# [Aim of the task]
Every entry must be duplicated precisely as written.

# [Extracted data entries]
____
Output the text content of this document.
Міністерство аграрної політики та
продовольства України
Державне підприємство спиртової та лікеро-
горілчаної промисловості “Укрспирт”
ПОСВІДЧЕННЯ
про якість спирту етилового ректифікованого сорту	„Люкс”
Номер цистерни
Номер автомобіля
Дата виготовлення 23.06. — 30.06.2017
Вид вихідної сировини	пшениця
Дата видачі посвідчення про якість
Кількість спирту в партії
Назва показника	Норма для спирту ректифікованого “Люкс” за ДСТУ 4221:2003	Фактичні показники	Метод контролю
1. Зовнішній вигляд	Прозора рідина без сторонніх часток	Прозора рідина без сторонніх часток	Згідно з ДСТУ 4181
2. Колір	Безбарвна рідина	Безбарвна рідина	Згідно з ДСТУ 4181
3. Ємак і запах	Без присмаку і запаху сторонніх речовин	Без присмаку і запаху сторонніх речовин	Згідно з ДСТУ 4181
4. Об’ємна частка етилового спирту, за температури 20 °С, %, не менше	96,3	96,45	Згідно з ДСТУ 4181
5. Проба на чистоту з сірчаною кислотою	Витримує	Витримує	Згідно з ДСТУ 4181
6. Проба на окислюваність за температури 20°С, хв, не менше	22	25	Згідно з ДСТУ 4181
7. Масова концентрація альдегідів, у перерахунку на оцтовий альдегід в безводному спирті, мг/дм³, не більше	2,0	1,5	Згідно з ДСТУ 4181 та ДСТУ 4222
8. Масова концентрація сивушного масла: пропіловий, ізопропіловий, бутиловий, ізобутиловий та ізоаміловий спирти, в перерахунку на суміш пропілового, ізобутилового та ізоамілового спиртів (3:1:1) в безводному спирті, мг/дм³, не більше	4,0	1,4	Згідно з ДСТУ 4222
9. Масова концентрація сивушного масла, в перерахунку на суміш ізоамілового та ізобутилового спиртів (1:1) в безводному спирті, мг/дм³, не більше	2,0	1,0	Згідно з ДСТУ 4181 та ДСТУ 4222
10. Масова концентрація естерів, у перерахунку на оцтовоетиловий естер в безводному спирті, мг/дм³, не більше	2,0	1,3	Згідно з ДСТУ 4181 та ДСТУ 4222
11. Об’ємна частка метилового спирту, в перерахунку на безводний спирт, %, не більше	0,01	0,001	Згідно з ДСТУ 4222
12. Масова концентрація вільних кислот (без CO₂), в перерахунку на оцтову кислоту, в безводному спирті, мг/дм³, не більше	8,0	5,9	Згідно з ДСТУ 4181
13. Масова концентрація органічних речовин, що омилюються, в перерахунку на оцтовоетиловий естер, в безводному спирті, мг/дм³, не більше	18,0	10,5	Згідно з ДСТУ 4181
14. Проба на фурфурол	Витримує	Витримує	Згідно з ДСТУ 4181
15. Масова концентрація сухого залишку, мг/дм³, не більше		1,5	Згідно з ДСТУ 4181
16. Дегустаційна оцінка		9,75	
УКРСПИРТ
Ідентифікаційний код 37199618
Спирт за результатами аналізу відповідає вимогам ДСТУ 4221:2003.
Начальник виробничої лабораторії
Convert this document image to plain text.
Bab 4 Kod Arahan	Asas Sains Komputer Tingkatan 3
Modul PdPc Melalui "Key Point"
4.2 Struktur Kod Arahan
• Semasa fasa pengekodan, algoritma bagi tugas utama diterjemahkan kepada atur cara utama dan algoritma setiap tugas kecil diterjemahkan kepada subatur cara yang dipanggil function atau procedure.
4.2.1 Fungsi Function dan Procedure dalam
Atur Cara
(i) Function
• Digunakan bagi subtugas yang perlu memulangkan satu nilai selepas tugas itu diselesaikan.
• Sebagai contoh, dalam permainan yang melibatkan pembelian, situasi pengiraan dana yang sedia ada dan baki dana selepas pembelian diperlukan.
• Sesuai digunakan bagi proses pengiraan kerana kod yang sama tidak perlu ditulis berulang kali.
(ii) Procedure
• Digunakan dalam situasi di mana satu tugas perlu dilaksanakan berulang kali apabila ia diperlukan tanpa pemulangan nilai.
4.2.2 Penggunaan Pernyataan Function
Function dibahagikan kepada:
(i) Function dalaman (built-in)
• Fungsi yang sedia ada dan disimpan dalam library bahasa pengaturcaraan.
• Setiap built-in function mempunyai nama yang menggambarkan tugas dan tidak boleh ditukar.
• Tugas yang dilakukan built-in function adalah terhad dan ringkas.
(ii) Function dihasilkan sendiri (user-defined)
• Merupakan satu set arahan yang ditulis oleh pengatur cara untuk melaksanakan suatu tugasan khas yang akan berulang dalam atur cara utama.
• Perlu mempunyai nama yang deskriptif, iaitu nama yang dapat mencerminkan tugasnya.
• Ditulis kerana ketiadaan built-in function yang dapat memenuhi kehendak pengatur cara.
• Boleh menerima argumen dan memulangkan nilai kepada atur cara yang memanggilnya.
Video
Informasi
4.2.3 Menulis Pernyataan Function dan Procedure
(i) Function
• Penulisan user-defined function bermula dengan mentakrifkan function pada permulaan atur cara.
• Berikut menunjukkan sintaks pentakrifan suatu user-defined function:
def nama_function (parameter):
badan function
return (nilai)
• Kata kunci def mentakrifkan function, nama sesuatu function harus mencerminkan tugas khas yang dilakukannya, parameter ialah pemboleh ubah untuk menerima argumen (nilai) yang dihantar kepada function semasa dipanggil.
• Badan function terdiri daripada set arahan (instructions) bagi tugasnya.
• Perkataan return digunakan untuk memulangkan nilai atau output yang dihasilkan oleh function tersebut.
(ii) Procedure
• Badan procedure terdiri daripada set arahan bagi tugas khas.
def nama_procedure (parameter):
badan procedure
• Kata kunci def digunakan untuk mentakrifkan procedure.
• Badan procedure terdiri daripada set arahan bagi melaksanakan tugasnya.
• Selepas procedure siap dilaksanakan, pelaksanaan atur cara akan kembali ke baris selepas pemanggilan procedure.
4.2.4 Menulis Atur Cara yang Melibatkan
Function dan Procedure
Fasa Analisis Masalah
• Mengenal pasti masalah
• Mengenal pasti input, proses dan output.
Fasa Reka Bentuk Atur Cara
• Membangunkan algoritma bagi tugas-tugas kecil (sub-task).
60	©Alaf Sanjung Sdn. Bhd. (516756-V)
____
# [Solution]
Output the text content of this document.
Міністерство аграрної політики та
продовольства України
Державне підприємство спиртової та лікеро-
горілчаної промисловості “Укрспирт”
ПОСВІДЧЕННЯ
про якість спирту етилового ректифікованого сорту	„Люкс”
Номер цистерни
Номер автомобіля
Дата виготовлення 23.06. — 30.06.2017
Вид вихідної сировини	пшениця
Дата видачі посвідчення про якість
Кількість спирту в партії
Назва показника	Норма для спирту ректифікованого “Люкс” за ДСТУ 4221:2003	Фактичні показники	Метод контролю
1. Зовнішній вигляд	Прозора рідина без сторонніх часток	Прозора рідина без сторонніх часток	Згідно з ДСТУ 4181
2. Колір	Безбарвна рідина	Безбарвна рідина	Згідно з ДСТУ 4181
3. Ємак і запах	Без присмаку і запаху сторонніх речовин	Без присмаку і запаху сторонніх речовин	Згідно з ДСТУ 4181
4. Об’ємна частка етилового спирту, за температури 20 °С, %, не менше	96,3	96,45	Згідно з ДСТУ 4181
5. Проба на чистоту з сірчаною кислотою	Витримує	Витримує	Згідно з ДСТУ 4181
6. Проба на окислюваність за температури 20°С, хв, не менше	22	25	Згідно з ДСТУ 4181
7. Масова концентрація альдегідів, у перерахунку на оцтовий альдегід в безводному спирті, мг/дм³, не більше	2,0	1,5	Згідно з ДСТУ 4181 та ДСТУ 4222
8. Масова концентрація сивушного масла: пропіловий, ізопропіловий, бутиловий, ізобутиловий та ізоаміловий спирти, в перерахунку на суміш пропілового, ізобутилового та ізоамілового спиртів (3:1:1) в безводному спирті, мг/дм³, не більше	4,0	1,4	Згідно з ДСТУ 4222
9. Масова концентрація сивушного масла, в перерахунку на суміш ізоамілового та ізобутилового спиртів (1:1) в безводному спирті, мг/дм³, не більше	2,0	1,0	Згідно з ДСТУ 4181 та ДСТУ 4222
10. Масова концентрація естерів, у перерахунку на оцтовоетиловий естер в безводному спирті, мг/дм³, не більше	2,0	1,3	Згідно з ДСТУ 4181 та ДСТУ 4222
11. Об’ємна частка метилового спирту, в перерахунку на безводний спирт, %, не більше	0,01	0,001	Згідно з ДСТУ 4222
12. Масова концентрація вільних кислот (без CO₂), в перерахунку на оцтову кислоту, в безводному спирті, мг/дм³, не більше	8,0	5,9	Згідно з ДСТУ 4181
13. Масова концентрація органічних речовин, що омилюються, в перерахунку на оцтовоетиловий естер, в безводному спирті, мг/дм³, не більше	18,0	10,5	Згідно з ДСТУ 4181
14. Проба на фурфурол	Витримує	Витримує	Згідно з ДСТУ 4181
15. Масова концентрація сухого залишку, мг/дм³, не більше		1,5	Згідно з ДСТУ 4181
16. Дегустаційна оцінка		9,75	
УКРСПИРТ
Ідентифікаційний код 37199618
Спирт за результатами аналізу відповідає вимогам ДСТУ 4221:2003.
Начальник виробничої лабораторії
Convert this document image to plain text.
Bab 4 Kod Arahan	Asas Sains Komputer Tingkatan 3
Modul PdPc Melalui "Key Point"
4.2 Struktur Kod Arahan
• Semasa fasa pengekodan, algoritma bagi tugas utama diterjemahkan kepada atur cara utama dan algoritma setiap tugas kecil diterjemahkan kepada subatur cara yang dipanggil function atau procedure.
4.2.1 Fungsi Function dan Procedure dalam
Atur Cara
(i) Function
• Digunakan bagi subtugas yang perlu memulangkan satu nilai selepas tugas itu diselesaikan.
• Sebagai contoh, dalam permainan yang melibatkan pembelian, situasi pengiraan dana yang sedia ada dan baki dana selepas pembelian diperlukan.
• Sesuai digunakan bagi proses pengiraan kerana kod yang sama tidak perlu ditulis berulang kali.
(ii) Procedure
• Digunakan dalam situasi di mana satu tugas perlu dilaksanakan berulang kali apabila ia diperlukan tanpa pemulangan nilai.
4.2.2 Penggunaan Pernyataan Function
Function dibahagikan kepada:
(i) Function dalaman (built-in)
• Fungsi yang sedia ada dan disimpan dalam library bahasa pengaturcaraan.
• Setiap built-in function mempunyai nama yang menggambarkan tugas dan tidak boleh ditukar.
• Tugas yang dilakukan built-in function adalah terhad dan ringkas.
(ii) Function dihasilkan sendiri (user-defined)
• Merupakan satu set arahan yang ditulis oleh pengatur cara untuk melaksanakan suatu tugasan khas yang akan berulang dalam atur cara utama.
• Perlu mempunyai nama yang deskriptif, iaitu nama yang dapat mencerminkan tugasnya.
• Ditulis kerana ketiadaan built-in function yang dapat memenuhi kehendak pengatur cara.
• Boleh menerima argumen dan memulangkan nilai kepada atur cara yang memanggilnya.
Video
Informasi
4.2.3 Menulis Pernyataan Function dan Procedure
(i) Function
• Penulisan user-defined function bermula dengan mentakrifkan function pada permulaan atur cara.
• Berikut menunjukkan sintaks pentakrifan suatu user-defined function:
def nama_function (parameter):
badan function
return (nilai)
• Kata kunci def mentakrifkan function, nama sesuatu function harus mencerminkan tugas khas yang dilakukannya, parameter ialah pemboleh ubah untuk menerima argumen (nilai) yang dihantar kepada function semasa dipanggil.
• Badan function terdiri daripada set arahan (instructions) bagi tugasnya.
• Perkataan return digunakan untuk memulangkan nilai atau output yang dihasilkan oleh function tersebut.
(ii) Procedure
• Badan procedure terdiri daripada set arahan bagi tugas khas.
def nama_procedure (parameter):
badan procedure
• Kata kunci def digunakan untuk mentakrifkan procedure.
• Badan procedure terdiri daripada set arahan bagi melaksanakan tugasnya.
• Selepas procedure siap dilaksanakan, pelaksanaan atur cara akan kembali ke baris selepas pemanggilan procedure.
4.2.4 Menulis Atur Cara yang Melibatkan
Function dan Procedure
Fasa Analisis Masalah
• Mengenal pasti masalah
• Mengenal pasti input, proses dan output.
Fasa Reka Bentuk Atur Cara
• Membangunkan algoritma bagi tugas-tugas kecil (sub-task).
60	©Alaf Sanjung Sdn. Bhd. (516756-V)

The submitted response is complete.